# [WHAT YOU NEED TO DO]
The data below should be printed in full, exactly, and without any of its images.

-- START OF ITEMS --

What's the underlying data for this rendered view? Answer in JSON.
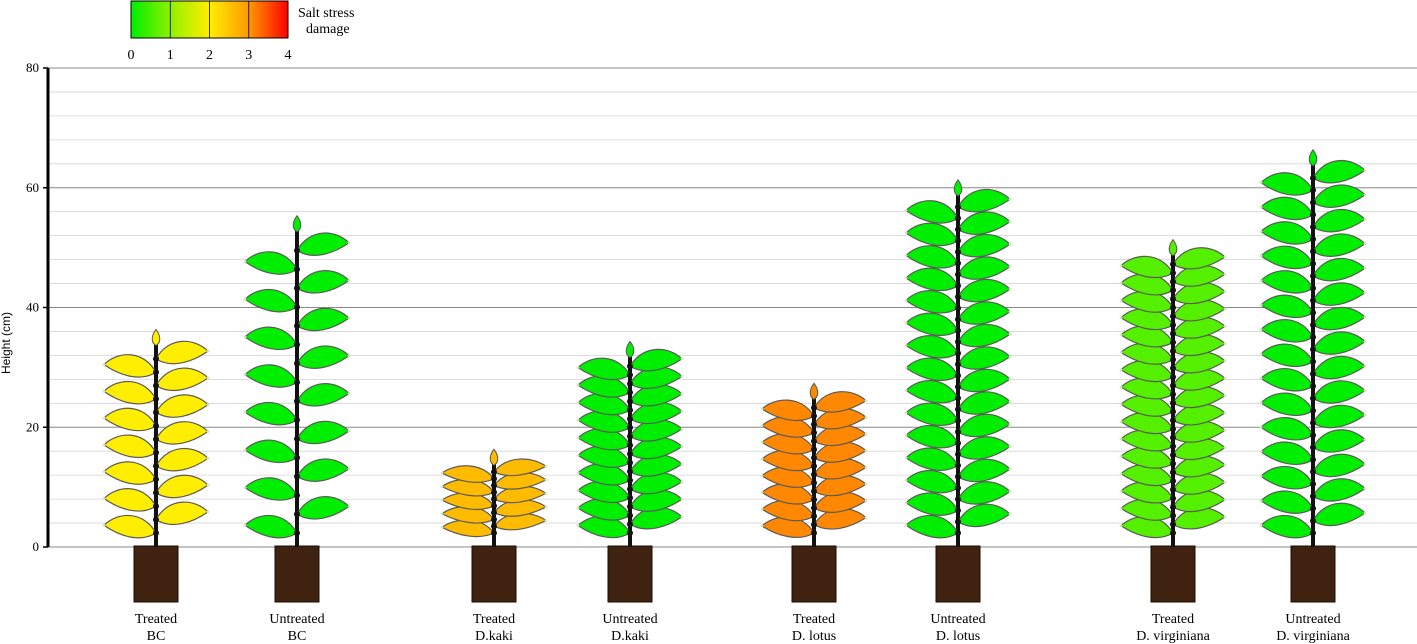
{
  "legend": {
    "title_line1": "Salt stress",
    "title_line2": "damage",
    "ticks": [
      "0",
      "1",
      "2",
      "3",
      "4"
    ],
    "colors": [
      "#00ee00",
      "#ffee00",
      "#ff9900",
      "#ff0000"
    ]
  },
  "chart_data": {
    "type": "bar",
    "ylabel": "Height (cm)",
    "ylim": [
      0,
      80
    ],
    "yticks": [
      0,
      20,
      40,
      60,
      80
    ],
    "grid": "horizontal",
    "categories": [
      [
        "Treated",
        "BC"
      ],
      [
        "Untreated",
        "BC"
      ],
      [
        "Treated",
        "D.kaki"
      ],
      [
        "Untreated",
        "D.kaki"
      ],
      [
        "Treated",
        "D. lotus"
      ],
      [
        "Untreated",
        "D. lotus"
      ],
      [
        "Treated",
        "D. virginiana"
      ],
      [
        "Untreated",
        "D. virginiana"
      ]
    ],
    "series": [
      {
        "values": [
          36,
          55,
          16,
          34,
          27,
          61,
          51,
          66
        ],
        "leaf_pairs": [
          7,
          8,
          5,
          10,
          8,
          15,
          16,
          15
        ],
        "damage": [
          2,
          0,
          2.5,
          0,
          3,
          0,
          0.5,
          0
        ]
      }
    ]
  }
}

-- END OF ITEMS --

# [RESPONSE TO THE TASK]
What's the underlying data for this rendered view? Answer in JSON.
{
  "legend": {
    "title_line1": "Salt stress",
    "title_line2": "damage",
    "ticks": [
      "0",
      "1",
      "2",
      "3",
      "4"
    ],
    "colors": [
      "#00ee00",
      "#ffee00",
      "#ff9900",
      "#ff0000"
    ]
  },
  "chart_data": {
    "type": "bar",
    "ylabel": "Height (cm)",
    "ylim": [
      0,
      80
    ],
    "yticks": [
      0,
      20,
      40,
      60,
      80
    ],
    "grid": "horizontal",
    "categories": [
      [
        "Treated",
        "BC"
      ],
      [
        "Untreated",
        "BC"
      ],
      [
        "Treated",
        "D.kaki"
      ],
      [
        "Untreated",
        "D.kaki"
      ],
      [
        "Treated",
        "D. lotus"
      ],
      [
        "Untreated",
        "D. lotus"
      ],
      [
        "Treated",
        "D. virginiana"
      ],
      [
        "Untreated",
        "D. virginiana"
      ]
    ],
    "series": [
      {
        "values": [
          36,
          55,
          16,
          34,
          27,
          61,
          51,
          66
        ],
        "leaf_pairs": [
          7,
          8,
          5,
          10,
          8,
          15,
          16,
          15
        ],
        "damage": [
          2,
          0,
          2.5,
          0,
          3,
          0,
          0.5,
          0
        ]
      }
    ]
  }
}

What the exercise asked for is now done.